*THE REQUEST*. From the listing that follows, extract every line and set it down unaltered.

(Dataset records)
/---
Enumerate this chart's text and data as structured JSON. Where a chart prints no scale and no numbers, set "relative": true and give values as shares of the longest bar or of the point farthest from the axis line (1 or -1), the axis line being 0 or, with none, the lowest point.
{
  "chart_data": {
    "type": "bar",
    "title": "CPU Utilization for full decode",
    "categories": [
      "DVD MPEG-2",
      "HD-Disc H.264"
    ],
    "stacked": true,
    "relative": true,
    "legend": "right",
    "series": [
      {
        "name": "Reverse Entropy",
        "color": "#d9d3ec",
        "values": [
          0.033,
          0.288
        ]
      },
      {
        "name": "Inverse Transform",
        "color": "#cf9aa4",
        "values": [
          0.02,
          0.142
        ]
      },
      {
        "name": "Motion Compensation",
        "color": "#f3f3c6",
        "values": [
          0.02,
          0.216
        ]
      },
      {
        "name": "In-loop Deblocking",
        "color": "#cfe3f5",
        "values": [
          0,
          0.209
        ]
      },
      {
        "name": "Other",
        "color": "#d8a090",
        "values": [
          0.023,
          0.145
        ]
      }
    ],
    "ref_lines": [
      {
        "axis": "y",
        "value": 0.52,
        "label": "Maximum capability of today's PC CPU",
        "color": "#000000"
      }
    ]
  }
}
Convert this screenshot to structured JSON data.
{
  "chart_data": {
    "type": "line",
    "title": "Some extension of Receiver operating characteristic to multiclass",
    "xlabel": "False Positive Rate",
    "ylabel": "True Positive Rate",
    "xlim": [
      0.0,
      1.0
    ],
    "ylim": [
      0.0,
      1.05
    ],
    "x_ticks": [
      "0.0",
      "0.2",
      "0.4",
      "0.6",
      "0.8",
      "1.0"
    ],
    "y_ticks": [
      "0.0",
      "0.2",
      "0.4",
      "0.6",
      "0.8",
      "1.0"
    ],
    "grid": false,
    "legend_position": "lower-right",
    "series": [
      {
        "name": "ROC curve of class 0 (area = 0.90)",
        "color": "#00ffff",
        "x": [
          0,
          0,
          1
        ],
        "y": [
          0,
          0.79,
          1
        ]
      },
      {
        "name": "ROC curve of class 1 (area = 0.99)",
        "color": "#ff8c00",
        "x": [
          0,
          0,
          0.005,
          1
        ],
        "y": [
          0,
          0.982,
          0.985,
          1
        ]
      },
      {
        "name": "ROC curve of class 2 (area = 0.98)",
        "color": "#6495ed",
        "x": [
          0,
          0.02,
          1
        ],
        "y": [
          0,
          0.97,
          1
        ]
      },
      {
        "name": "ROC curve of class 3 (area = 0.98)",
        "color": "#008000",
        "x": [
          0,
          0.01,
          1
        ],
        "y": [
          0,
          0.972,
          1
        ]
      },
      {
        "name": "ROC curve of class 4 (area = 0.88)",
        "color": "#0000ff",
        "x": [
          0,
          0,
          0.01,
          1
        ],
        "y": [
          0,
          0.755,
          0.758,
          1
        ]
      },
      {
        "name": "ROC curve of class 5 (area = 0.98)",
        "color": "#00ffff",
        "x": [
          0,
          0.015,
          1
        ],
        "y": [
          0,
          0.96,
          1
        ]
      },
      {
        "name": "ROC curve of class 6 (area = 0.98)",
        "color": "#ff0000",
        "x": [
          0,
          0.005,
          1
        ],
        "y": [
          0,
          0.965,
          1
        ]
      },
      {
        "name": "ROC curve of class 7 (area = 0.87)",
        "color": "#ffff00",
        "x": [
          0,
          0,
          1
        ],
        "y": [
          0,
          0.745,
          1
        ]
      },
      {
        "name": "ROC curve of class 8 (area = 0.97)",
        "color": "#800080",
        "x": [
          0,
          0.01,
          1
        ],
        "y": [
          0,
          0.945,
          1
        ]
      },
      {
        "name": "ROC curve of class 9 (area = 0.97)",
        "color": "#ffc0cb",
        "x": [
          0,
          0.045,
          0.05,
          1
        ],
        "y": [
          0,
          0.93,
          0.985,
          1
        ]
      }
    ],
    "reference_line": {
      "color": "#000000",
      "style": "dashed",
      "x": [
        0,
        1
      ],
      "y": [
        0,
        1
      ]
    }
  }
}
\---
*RIGHT ANSWER*.
Enumerate this chart's text and data as structured JSON. Where a chart prints no scale and no numbers, set "relative": true and give values as shares of the longest bar or of the point farthest from the axis line (1 or -1), the axis line being 0 or, with none, the lowest point.
{
  "chart_data": {
    "type": "bar",
    "title": "CPU Utilization for full decode",
    "categories": [
      "DVD MPEG-2",
      "HD-Disc H.264"
    ],
    "stacked": true,
    "relative": true,
    "legend": "right",
    "series": [
      {
        "name": "Reverse Entropy",
        "color": "#d9d3ec",
        "values": [
          0.033,
          0.288
        ]
      },
      {
        "name": "Inverse Transform",
        "color": "#cf9aa4",
        "values": [
          0.02,
          0.142
        ]
      },
      {
        "name": "Motion Compensation",
        "color": "#f3f3c6",
        "values": [
          0.02,
          0.216
        ]
      },
      {
        "name": "In-loop Deblocking",
        "color": "#cfe3f5",
        "values": [
          0,
          0.209
        ]
      },
      {
        "name": "Other",
        "color": "#d8a090",
        "values": [
          0.023,
          0.145
        ]
      }
    ],
    "ref_lines": [
      {
        "axis": "y",
        "value": 0.52,
        "label": "Maximum capability of today's PC CPU",
        "color": "#000000"
      }
    ]
  }
}
Convert this screenshot to structured JSON data.
{
  "chart_data": {
    "type": "line",
    "title": "Some extension of Receiver operating characteristic to multiclass",
    "xlabel": "False Positive Rate",
    "ylabel": "True Positive Rate",
    "xlim": [
      0.0,
      1.0
    ],
    "ylim": [
      0.0,
      1.05
    ],
    "x_ticks": [
      "0.0",
      "0.2",
      "0.4",
      "0.6",
      "0.8",
      "1.0"
    ],
    "y_ticks": [
      "0.0",
      "0.2",
      "0.4",
      "0.6",
      "0.8",
      "1.0"
    ],
    "grid": false,
    "legend_position": "lower-right",
    "series": [
      {
        "name": "ROC curve of class 0 (area = 0.90)",
        "color": "#00ffff",
        "x": [
          0,
          0,
          1
        ],
        "y": [
          0,
          0.79,
          1
        ]
      },
      {
        "name": "ROC curve of class 1 (area = 0.99)",
        "color": "#ff8c00",
        "x": [
          0,
          0,
          0.005,
          1
        ],
        "y": [
          0,
          0.982,
          0.985,
          1
        ]
      },
      {
        "name": "ROC curve of class 2 (area = 0.98)",
        "color": "#6495ed",
        "x": [
          0,
          0.02,
          1
        ],
        "y": [
          0,
          0.97,
          1
        ]
      },
      {
        "name": "ROC curve of class 3 (area = 0.98)",
        "color": "#008000",
        "x": [
          0,
          0.01,
          1
        ],
        "y": [
          0,
          0.972,
          1
        ]
      },
      {
        "name": "ROC curve of class 4 (area = 0.88)",
        "color": "#0000ff",
        "x": [
          0,
          0,
          0.01,
          1
        ],
        "y": [
          0,
          0.755,
          0.758,
          1
        ]
      },
      {
        "name": "ROC curve of class 5 (area = 0.98)",
        "color": "#00ffff",
        "x": [
          0,
          0.015,
          1
        ],
        "y": [
          0,
          0.96,
          1
        ]
      },
      {
        "name": "ROC curve of class 6 (area = 0.98)",
        "color": "#ff0000",
        "x": [
          0,
          0.005,
          1
        ],
        "y": [
          0,
          0.965,
          1
        ]
      },
      {
        "name": "ROC curve of class 7 (area = 0.87)",
        "color": "#ffff00",
        "x": [
          0,
          0,
          1
        ],
        "y": [
          0,
          0.745,
          1
        ]
      },
      {
        "name": "ROC curve of class 8 (area = 0.97)",
        "color": "#800080",
        "x": [
          0,
          0.01,
          1
        ],
        "y": [
          0,
          0.945,
          1
        ]
      },
      {
        "name": "ROC curve of class 9 (area = 0.97)",
        "color": "#ffc0cb",
        "x": [
          0,
          0.045,
          0.05,
          1
        ],
        "y": [
          0,
          0.93,
          0.985,
          1
        ]
      }
    ],
    "reference_line": {
      "color": "#000000",
      "style": "dashed",
      "x": [
        0,
        1
      ],
      "y": [
        0,
        1
      ]
    }
  }
}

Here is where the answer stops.